# start of Entries shown

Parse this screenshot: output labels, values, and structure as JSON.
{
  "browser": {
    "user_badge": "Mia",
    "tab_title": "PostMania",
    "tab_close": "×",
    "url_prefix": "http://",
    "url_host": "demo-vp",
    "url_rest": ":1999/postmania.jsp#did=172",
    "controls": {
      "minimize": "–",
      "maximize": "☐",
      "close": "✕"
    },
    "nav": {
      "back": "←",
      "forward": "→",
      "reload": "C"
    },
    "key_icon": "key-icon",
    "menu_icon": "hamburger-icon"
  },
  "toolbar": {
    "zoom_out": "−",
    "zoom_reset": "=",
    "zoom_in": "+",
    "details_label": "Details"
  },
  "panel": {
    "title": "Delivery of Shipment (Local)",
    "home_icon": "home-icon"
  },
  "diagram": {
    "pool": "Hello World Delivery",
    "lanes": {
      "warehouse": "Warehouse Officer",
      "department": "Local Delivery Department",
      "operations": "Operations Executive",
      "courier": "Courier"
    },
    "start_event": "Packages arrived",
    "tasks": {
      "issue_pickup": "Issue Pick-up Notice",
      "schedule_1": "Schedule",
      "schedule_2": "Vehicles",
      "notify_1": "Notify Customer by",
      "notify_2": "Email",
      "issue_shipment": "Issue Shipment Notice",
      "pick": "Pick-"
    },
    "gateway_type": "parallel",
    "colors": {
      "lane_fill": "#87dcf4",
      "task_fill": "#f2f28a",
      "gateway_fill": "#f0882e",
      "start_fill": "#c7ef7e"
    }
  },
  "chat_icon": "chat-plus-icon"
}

# end of Entries shown

§ **Aim of the task**: Copy out the full listing exactly.

§ **Answer in full**:
Parse this screenshot: output labels, values, and structure as JSON.
{
  "browser": {
    "user_badge": "Mia",
    "tab_title": "PostMania",
    "tab_close": "×",
    "url_prefix": "http://",
    "url_host": "demo-vp",
    "url_rest": ":1999/postmania.jsp#did=172",
    "controls": {
      "minimize": "–",
      "maximize": "☐",
      "close": "✕"
    },
    "nav": {
      "back": "←",
      "forward": "→",
      "reload": "C"
    },
    "key_icon": "key-icon",
    "menu_icon": "hamburger-icon"
  },
  "toolbar": {
    "zoom_out": "−",
    "zoom_reset": "=",
    "zoom_in": "+",
    "details_label": "Details"
  },
  "panel": {
    "title": "Delivery of Shipment (Local)",
    "home_icon": "home-icon"
  },
  "diagram": {
    "pool": "Hello World Delivery",
    "lanes": {
      "warehouse": "Warehouse Officer",
      "department": "Local Delivery Department",
      "operations": "Operations Executive",
      "courier": "Courier"
    },
    "start_event": "Packages arrived",
    "tasks": {
      "issue_pickup": "Issue Pick-up Notice",
      "schedule_1": "Schedule",
      "schedule_2": "Vehicles",
      "notify_1": "Notify Customer by",
      "notify_2": "Email",
      "issue_shipment": "Issue Shipment Notice",
      "pick": "Pick-"
    },
    "gateway_type": "parallel",
    "colors": {
      "lane_fill": "#87dcf4",
      "task_fill": "#f2f28a",
      "gateway_fill": "#f0882e",
      "start_fill": "#c7ef7e"
    }
  },
  "chat_icon": "chat-plus-icon"
}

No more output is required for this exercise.